Collected data entries
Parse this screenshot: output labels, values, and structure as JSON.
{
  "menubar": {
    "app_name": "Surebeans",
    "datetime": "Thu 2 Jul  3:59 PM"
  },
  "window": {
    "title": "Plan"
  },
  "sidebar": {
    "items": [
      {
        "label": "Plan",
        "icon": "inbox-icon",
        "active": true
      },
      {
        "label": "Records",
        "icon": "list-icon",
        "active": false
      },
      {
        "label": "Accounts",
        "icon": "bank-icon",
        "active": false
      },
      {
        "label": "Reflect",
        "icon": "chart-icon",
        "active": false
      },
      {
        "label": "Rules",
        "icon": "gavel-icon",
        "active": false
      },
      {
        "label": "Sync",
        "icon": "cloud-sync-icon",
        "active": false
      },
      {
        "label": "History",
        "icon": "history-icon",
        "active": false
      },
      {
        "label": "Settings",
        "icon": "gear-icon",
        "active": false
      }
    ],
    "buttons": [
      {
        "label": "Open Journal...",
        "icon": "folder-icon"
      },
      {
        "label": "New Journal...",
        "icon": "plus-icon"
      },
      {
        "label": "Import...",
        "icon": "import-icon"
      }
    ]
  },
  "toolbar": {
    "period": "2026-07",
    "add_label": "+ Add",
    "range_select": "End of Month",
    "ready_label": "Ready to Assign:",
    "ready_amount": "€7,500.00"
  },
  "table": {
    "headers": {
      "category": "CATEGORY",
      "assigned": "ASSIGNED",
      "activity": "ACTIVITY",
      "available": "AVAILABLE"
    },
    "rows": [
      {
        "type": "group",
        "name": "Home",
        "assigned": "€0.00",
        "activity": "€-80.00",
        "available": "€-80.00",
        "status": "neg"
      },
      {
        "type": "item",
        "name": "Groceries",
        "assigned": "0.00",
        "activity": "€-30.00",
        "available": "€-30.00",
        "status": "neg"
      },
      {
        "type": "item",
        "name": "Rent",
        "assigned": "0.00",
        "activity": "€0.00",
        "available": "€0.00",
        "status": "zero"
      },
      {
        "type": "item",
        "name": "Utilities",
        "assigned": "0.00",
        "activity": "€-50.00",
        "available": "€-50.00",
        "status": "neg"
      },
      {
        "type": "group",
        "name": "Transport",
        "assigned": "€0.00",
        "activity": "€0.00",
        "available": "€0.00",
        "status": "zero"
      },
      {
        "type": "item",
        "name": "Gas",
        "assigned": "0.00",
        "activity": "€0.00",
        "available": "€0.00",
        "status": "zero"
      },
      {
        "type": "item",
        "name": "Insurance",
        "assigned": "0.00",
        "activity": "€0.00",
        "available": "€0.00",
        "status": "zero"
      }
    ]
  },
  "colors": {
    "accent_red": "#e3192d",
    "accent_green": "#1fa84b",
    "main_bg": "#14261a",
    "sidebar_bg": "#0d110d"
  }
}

● **THE PROBLEM**:
Write out every line from the records above, word for word.

● **RESPONSE TO THE EXERCISE**:
Parse this screenshot: output labels, values, and structure as JSON.
{
  "menubar": {
    "app_name": "Surebeans",
    "datetime": "Thu 2 Jul  3:59 PM"
  },
  "window": {
    "title": "Plan"
  },
  "sidebar": {
    "items": [
      {
        "label": "Plan",
        "icon": "inbox-icon",
        "active": true
      },
      {
        "label": "Records",
        "icon": "list-icon",
        "active": false
      },
      {
        "label": "Accounts",
        "icon": "bank-icon",
        "active": false
      },
      {
        "label": "Reflect",
        "icon": "chart-icon",
        "active": false
      },
      {
        "label": "Rules",
        "icon": "gavel-icon",
        "active": false
      },
      {
        "label": "Sync",
        "icon": "cloud-sync-icon",
        "active": false
      },
      {
        "label": "History",
        "icon": "history-icon",
        "active": false
      },
      {
        "label": "Settings",
        "icon": "gear-icon",
        "active": false
      }
    ],
    "buttons": [
      {
        "label": "Open Journal...",
        "icon": "folder-icon"
      },
      {
        "label": "New Journal...",
        "icon": "plus-icon"
      },
      {
        "label": "Import...",
        "icon": "import-icon"
      }
    ]
  },
  "toolbar": {
    "period": "2026-07",
    "add_label": "+ Add",
    "range_select": "End of Month",
    "ready_label": "Ready to Assign:",
    "ready_amount": "€7,500.00"
  },
  "table": {
    "headers": {
      "category": "CATEGORY",
      "assigned": "ASSIGNED",
      "activity": "ACTIVITY",
      "available": "AVAILABLE"
    },
    "rows": [
      {
        "type": "group",
        "name": "Home",
        "assigned": "€0.00",
        "activity": "€-80.00",
        "available": "€-80.00",
        "status": "neg"
      },
      {
        "type": "item",
        "name": "Groceries",
        "assigned": "0.00",
        "activity": "€-30.00",
        "available": "€-30.00",
        "status": "neg"
      },
      {
        "type": "item",
        "name": "Rent",
        "assigned": "0.00",
        "activity": "€0.00",
        "available": "€0.00",
        "status": "zero"
      },
      {
        "type": "item",
        "name": "Utilities",
        "assigned": "0.00",
        "activity": "€-50.00",
        "available": "€-50.00",
        "status": "neg"
      },
      {
        "type": "group",
        "name": "Transport",
        "assigned": "€0.00",
        "activity": "€0.00",
        "available": "€0.00",
        "status": "zero"
      },
      {
        "type": "item",
        "name": "Gas",
        "assigned": "0.00",
        "activity": "€0.00",
        "available": "€0.00",
        "status": "zero"
      },
      {
        "type": "item",
        "name": "Insurance",
        "assigned": "0.00",
        "activity": "€0.00",
        "available": "€0.00",
        "status": "zero"
      }
    ]
  },
  "colors": {
    "accent_red": "#e3192d",
    "accent_green": "#1fa84b",
    "main_bg": "#14261a",
    "sidebar_bg": "#0d110d"
  }
}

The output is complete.